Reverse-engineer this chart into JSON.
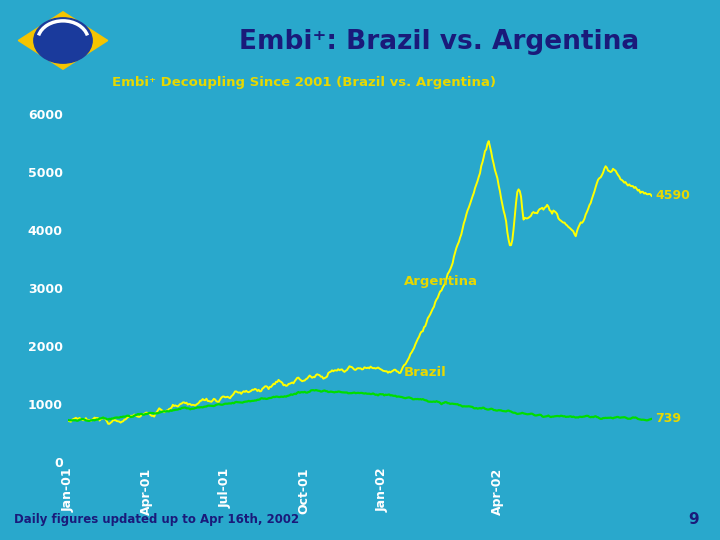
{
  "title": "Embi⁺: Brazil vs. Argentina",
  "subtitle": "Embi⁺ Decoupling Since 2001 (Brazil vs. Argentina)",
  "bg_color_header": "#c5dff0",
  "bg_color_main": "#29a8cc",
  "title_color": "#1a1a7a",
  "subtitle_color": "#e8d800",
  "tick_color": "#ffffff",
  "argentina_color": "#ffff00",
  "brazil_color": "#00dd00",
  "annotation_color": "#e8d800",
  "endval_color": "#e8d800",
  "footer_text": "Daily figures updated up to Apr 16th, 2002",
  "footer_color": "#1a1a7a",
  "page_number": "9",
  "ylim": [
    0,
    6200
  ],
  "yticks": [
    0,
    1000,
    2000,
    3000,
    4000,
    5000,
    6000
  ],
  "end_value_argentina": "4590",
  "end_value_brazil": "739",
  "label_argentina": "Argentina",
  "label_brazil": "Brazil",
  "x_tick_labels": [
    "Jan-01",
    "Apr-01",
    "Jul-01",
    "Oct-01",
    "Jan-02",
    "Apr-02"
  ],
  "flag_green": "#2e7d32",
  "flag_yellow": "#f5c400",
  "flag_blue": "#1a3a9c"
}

## PROBLEM STATEMENT
Every line above should be returned word for word, with the pictures left behind.

## PROBLEM SOLUTION
Reverse-engineer this chart into JSON.
{
  "title": "Embi⁺: Brazil vs. Argentina",
  "subtitle": "Embi⁺ Decoupling Since 2001 (Brazil vs. Argentina)",
  "bg_color_header": "#c5dff0",
  "bg_color_main": "#29a8cc",
  "title_color": "#1a1a7a",
  "subtitle_color": "#e8d800",
  "tick_color": "#ffffff",
  "argentina_color": "#ffff00",
  "brazil_color": "#00dd00",
  "annotation_color": "#e8d800",
  "endval_color": "#e8d800",
  "footer_text": "Daily figures updated up to Apr 16th, 2002",
  "footer_color": "#1a1a7a",
  "page_number": "9",
  "ylim": [
    0,
    6200
  ],
  "yticks": [
    0,
    1000,
    2000,
    3000,
    4000,
    5000,
    6000
  ],
  "end_value_argentina": "4590",
  "end_value_brazil": "739",
  "label_argentina": "Argentina",
  "label_brazil": "Brazil",
  "x_tick_labels": [
    "Jan-01",
    "Apr-01",
    "Jul-01",
    "Oct-01",
    "Jan-02",
    "Apr-02"
  ],
  "flag_green": "#2e7d32",
  "flag_yellow": "#f5c400",
  "flag_blue": "#1a3a9c"
}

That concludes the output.